▶ _WORK TO COMPLETE_:
Pick out all lines with the word "hazia" from the records that follow.

▶ _TASK INPUT_:
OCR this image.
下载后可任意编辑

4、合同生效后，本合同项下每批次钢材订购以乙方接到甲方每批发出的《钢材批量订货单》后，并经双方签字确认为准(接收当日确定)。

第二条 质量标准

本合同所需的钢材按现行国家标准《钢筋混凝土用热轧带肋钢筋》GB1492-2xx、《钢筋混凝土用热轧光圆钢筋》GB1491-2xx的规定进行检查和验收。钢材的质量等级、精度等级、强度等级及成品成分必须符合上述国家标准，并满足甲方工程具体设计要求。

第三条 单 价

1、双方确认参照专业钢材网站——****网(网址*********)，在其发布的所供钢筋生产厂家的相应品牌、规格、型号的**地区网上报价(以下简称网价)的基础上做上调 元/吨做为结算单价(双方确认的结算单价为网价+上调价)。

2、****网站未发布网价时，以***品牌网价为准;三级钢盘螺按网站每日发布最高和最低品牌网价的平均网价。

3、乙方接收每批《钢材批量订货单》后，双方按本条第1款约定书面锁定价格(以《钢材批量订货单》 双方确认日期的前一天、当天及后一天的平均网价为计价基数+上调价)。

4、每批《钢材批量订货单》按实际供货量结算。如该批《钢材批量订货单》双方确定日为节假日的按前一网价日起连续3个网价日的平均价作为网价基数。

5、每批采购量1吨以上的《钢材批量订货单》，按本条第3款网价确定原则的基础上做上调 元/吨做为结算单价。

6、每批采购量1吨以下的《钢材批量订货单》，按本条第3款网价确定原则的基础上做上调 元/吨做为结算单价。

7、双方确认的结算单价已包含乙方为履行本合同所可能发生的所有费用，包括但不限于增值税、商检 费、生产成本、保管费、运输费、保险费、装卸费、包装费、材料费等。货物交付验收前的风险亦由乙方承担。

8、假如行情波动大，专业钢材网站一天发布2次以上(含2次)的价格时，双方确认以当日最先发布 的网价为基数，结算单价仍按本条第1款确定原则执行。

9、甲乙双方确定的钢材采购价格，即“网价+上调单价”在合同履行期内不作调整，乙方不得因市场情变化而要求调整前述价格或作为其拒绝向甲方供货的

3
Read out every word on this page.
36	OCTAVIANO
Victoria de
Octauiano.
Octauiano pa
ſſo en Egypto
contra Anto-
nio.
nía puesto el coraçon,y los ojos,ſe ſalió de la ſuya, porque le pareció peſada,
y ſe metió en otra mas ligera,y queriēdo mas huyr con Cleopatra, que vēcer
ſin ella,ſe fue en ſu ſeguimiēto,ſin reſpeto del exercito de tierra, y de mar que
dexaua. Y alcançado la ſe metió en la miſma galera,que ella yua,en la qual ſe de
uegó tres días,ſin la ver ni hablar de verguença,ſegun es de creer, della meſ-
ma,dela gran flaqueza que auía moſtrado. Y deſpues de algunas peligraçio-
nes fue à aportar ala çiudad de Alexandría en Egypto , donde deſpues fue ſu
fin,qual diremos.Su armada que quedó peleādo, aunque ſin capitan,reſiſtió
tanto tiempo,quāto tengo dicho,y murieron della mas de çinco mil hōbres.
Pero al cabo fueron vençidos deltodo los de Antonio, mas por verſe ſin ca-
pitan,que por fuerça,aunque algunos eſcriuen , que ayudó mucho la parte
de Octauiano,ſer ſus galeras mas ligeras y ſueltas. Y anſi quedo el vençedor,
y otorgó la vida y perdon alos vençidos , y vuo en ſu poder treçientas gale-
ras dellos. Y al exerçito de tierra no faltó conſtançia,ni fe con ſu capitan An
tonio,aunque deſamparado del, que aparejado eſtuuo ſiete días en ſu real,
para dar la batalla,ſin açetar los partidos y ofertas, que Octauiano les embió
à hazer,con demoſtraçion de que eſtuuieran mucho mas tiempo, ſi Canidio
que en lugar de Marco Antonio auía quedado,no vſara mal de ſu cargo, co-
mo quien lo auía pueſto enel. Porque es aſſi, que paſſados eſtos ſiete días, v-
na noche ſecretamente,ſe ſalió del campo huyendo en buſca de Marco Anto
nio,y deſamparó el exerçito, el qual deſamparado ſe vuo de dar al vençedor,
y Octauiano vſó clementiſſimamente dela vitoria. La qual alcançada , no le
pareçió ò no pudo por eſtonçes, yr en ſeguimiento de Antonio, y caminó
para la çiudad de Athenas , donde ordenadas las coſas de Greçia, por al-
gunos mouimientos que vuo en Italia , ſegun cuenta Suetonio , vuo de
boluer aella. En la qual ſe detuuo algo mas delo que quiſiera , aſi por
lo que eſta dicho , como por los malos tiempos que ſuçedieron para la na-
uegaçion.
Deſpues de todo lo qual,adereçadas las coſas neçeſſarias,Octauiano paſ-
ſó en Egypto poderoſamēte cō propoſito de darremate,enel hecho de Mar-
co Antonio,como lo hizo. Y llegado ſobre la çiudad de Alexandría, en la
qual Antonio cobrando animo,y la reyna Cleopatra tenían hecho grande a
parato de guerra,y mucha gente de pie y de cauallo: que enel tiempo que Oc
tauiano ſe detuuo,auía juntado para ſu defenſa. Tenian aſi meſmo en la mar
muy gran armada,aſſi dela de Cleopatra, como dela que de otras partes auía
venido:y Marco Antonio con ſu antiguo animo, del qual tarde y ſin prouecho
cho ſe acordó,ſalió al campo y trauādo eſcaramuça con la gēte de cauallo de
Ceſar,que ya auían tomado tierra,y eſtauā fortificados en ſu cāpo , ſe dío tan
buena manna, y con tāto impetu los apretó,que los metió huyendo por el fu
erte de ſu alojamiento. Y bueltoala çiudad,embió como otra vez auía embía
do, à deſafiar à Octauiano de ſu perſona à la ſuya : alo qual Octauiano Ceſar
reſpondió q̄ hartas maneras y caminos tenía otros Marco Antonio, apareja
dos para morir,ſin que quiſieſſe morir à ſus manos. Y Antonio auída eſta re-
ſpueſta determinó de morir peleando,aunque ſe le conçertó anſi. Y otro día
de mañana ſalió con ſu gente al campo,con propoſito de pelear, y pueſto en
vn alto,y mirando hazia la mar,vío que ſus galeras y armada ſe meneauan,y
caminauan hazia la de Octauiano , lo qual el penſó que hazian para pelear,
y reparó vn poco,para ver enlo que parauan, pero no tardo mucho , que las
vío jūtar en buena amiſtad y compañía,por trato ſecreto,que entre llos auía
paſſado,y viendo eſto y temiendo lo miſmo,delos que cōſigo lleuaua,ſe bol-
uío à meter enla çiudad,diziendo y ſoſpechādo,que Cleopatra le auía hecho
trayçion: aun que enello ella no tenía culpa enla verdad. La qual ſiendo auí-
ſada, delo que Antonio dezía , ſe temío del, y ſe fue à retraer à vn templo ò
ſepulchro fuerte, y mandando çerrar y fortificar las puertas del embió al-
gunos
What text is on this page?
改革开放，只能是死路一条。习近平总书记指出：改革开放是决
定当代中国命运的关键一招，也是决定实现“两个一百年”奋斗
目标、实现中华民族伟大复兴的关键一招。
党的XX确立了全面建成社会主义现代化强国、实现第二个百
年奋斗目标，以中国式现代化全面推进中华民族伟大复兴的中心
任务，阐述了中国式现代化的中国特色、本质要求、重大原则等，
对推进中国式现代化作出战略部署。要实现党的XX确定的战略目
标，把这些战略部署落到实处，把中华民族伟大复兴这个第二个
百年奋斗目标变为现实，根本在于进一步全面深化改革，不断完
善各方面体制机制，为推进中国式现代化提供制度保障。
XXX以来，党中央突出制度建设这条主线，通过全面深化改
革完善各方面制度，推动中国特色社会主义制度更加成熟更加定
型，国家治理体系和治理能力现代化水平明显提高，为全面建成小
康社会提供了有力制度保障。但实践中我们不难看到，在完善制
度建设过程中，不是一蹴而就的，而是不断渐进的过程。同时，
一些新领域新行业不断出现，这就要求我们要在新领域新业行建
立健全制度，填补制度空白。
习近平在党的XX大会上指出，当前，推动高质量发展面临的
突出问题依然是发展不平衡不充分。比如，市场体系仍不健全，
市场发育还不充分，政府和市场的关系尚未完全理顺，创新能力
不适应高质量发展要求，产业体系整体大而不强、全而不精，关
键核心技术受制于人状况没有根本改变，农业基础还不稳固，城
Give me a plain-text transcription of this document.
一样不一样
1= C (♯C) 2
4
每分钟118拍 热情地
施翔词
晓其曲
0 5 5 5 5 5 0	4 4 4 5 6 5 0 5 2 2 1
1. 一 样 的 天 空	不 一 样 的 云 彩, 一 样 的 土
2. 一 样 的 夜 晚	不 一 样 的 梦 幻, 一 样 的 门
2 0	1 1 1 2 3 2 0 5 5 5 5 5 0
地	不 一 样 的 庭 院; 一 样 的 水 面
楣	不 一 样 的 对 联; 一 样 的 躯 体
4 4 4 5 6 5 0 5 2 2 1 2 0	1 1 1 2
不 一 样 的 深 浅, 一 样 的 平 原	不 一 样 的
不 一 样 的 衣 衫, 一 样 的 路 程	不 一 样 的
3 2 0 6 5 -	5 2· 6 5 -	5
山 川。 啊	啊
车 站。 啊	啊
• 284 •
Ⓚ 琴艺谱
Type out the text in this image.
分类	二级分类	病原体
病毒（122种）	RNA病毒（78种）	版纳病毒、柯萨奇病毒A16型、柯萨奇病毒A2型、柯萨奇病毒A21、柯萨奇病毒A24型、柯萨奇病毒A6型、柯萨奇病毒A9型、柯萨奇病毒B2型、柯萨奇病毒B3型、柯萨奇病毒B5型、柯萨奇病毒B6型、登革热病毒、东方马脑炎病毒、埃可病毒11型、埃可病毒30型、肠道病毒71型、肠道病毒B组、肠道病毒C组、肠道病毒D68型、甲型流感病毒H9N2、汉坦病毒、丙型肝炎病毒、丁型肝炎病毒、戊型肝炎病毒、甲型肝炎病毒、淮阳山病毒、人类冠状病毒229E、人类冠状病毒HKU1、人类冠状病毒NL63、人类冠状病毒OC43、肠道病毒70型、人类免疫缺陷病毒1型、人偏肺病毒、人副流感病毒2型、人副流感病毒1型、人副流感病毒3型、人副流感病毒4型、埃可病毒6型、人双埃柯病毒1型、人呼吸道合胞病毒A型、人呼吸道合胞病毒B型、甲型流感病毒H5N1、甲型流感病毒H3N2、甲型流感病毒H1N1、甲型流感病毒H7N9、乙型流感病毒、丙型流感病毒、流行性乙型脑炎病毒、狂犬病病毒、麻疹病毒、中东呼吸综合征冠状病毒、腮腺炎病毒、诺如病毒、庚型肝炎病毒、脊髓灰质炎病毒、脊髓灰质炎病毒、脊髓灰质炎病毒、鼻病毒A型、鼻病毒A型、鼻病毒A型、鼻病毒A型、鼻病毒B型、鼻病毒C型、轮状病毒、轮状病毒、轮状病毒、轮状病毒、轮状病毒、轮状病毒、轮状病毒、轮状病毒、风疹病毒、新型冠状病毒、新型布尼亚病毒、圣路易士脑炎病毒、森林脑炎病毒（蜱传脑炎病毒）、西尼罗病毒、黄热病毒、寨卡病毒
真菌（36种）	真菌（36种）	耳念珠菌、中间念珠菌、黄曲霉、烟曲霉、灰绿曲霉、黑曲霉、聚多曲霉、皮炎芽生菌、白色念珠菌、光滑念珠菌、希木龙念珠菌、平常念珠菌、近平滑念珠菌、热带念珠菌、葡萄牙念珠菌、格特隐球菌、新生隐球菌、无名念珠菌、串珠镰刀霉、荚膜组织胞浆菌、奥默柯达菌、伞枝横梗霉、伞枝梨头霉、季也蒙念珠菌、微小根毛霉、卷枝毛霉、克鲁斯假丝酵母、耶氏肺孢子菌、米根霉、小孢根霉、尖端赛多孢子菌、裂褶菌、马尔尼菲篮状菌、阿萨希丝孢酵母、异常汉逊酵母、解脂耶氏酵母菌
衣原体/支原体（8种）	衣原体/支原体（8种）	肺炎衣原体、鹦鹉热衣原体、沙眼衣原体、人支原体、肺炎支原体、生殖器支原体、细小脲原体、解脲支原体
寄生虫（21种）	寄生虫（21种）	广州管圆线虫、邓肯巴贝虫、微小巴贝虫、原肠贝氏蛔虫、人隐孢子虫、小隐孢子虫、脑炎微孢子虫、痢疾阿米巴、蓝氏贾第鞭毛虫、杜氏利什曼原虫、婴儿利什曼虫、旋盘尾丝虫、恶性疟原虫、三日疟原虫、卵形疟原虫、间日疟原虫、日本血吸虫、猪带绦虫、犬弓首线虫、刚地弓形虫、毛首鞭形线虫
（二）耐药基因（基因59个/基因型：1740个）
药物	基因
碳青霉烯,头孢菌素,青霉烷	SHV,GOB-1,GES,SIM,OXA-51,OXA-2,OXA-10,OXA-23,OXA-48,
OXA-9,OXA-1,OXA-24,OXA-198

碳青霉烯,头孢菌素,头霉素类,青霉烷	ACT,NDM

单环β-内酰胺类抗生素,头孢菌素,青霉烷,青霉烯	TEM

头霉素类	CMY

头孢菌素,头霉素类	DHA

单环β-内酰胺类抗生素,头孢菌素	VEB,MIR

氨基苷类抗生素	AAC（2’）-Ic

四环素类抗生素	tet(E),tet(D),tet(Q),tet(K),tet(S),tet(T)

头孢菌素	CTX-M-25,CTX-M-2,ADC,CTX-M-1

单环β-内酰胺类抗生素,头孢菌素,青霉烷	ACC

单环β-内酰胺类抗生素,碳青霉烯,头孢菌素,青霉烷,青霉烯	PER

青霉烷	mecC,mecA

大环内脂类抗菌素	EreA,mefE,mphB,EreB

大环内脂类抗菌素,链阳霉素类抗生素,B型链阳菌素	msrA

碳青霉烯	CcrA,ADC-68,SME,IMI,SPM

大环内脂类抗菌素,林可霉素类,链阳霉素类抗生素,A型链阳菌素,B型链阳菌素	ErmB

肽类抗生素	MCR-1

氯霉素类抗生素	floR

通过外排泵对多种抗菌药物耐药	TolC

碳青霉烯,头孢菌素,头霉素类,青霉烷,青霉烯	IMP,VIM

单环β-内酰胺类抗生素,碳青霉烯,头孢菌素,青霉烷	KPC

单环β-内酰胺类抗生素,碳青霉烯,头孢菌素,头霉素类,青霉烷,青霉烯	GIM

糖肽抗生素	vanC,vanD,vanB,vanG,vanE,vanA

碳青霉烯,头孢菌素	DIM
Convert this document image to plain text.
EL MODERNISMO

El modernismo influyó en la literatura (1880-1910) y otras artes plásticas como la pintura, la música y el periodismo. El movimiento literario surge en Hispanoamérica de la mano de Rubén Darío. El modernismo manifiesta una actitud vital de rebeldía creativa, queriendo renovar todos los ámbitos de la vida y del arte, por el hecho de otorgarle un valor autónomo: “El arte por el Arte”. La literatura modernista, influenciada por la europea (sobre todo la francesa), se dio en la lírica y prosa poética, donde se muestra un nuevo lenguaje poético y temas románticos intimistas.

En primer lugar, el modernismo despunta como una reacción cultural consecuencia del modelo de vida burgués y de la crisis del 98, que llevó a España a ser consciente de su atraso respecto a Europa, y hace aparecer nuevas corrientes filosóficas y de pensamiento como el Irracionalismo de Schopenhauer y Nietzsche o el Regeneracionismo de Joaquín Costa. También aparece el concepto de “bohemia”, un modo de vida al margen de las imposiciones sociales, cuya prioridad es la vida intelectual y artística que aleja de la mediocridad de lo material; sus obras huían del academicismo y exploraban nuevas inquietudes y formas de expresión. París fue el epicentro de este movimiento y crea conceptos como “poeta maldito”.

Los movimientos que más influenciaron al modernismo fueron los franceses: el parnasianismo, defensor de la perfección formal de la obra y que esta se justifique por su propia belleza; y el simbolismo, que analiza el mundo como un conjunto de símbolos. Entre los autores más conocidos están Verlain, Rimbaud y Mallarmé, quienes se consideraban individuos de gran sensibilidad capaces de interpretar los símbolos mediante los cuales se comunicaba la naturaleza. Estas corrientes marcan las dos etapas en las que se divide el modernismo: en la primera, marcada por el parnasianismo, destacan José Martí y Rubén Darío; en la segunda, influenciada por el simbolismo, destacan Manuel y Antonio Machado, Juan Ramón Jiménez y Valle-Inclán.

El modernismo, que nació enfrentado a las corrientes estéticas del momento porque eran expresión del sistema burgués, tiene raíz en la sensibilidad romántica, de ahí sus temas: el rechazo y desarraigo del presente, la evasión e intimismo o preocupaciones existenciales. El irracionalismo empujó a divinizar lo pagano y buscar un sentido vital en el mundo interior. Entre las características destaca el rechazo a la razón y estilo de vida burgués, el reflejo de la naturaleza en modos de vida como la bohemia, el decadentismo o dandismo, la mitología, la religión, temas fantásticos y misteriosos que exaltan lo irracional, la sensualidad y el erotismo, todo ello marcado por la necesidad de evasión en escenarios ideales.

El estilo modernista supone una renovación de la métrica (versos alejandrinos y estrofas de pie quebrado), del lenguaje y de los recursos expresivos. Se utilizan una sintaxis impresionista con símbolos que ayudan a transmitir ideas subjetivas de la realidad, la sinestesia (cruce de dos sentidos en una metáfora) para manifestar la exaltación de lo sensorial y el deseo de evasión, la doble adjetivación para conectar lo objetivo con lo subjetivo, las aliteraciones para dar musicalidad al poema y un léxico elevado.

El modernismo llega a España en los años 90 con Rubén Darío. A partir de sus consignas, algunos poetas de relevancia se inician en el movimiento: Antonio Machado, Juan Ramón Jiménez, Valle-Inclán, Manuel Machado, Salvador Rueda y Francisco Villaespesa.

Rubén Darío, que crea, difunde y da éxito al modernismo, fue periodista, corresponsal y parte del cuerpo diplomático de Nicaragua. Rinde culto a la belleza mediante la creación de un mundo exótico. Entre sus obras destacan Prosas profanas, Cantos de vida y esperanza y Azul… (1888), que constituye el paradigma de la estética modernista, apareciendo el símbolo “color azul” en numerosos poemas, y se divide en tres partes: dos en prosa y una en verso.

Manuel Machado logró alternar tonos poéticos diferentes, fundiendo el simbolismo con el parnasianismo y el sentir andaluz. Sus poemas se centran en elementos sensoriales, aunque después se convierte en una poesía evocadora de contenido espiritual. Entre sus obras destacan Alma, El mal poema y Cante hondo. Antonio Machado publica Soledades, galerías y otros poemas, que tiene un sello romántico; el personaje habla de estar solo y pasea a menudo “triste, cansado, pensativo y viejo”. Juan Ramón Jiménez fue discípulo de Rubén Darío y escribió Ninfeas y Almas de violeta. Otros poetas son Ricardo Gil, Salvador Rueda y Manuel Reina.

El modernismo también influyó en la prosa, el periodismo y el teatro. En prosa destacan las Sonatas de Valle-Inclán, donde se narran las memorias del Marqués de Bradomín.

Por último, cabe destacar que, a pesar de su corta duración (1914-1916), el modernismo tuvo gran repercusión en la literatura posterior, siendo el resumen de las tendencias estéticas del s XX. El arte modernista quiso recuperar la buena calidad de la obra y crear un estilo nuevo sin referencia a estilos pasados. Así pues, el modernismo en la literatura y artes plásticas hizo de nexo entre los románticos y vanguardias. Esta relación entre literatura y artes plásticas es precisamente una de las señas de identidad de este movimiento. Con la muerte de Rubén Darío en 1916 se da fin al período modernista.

▶ _TASK RESULT_:
vn alto,y mirando hazia la mar,vío que ſus galeras y armada ſe meneauan,y
caminauan hazia la de Octauiano , lo qual el penſó que hazian para pelear,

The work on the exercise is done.